*What you have to do*
Without the images, write out the whole listing exactly.

— Begin The data —

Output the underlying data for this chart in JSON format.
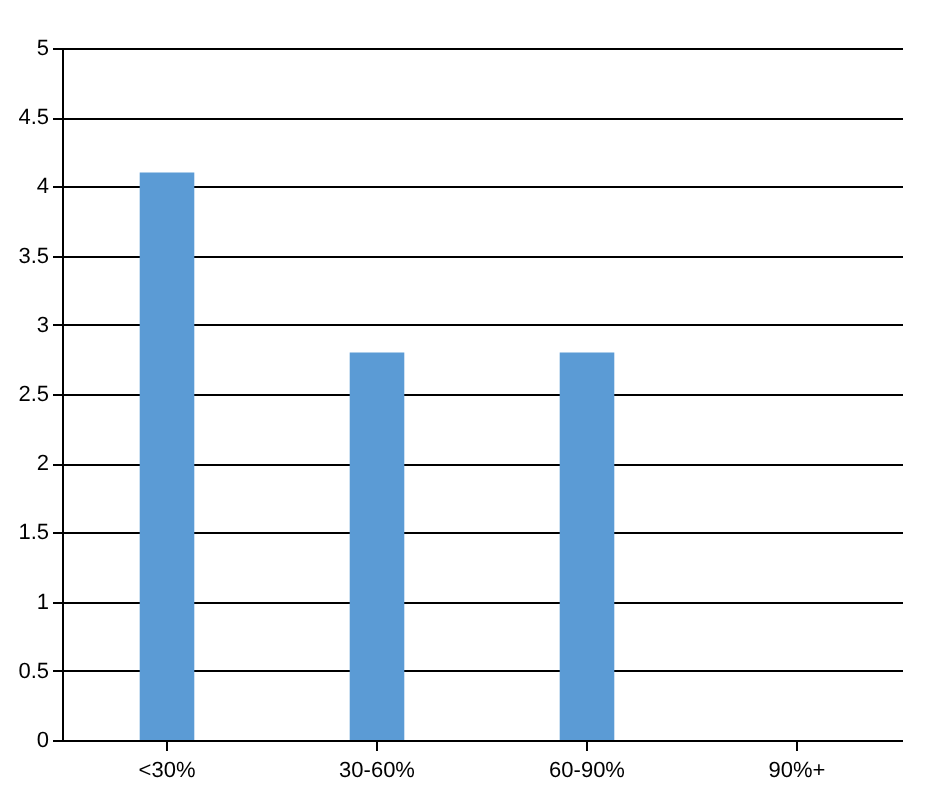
{
  "chart_data": {
    "type": "bar",
    "categories": [
      "<30%",
      "30-60%",
      "60-90%",
      "90%+"
    ],
    "values": [
      4.1,
      2.8,
      2.8,
      0
    ],
    "color": "#5b9bd5",
    "ylim": [
      0,
      5
    ],
    "yticks": [
      0,
      0.5,
      1,
      1.5,
      2,
      2.5,
      3,
      3.5,
      4,
      4.5,
      5
    ],
    "grid": "y"
  }
}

— End The data —

*Task response*
Output the underlying data for this chart in JSON format.
{
  "chart_data": {
    "type": "bar",
    "categories": [
      "<30%",
      "30-60%",
      "60-90%",
      "90%+"
    ],
    "values": [
      4.1,
      2.8,
      2.8,
      0
    ],
    "color": "#5b9bd5",
    "ylim": [
      0,
      5
    ],
    "yticks": [
      0,
      0.5,
      1,
      1.5,
      2,
      2.5,
      3,
      3.5,
      4,
      4.5,
      5
    ],
    "grid": "y"
  }
}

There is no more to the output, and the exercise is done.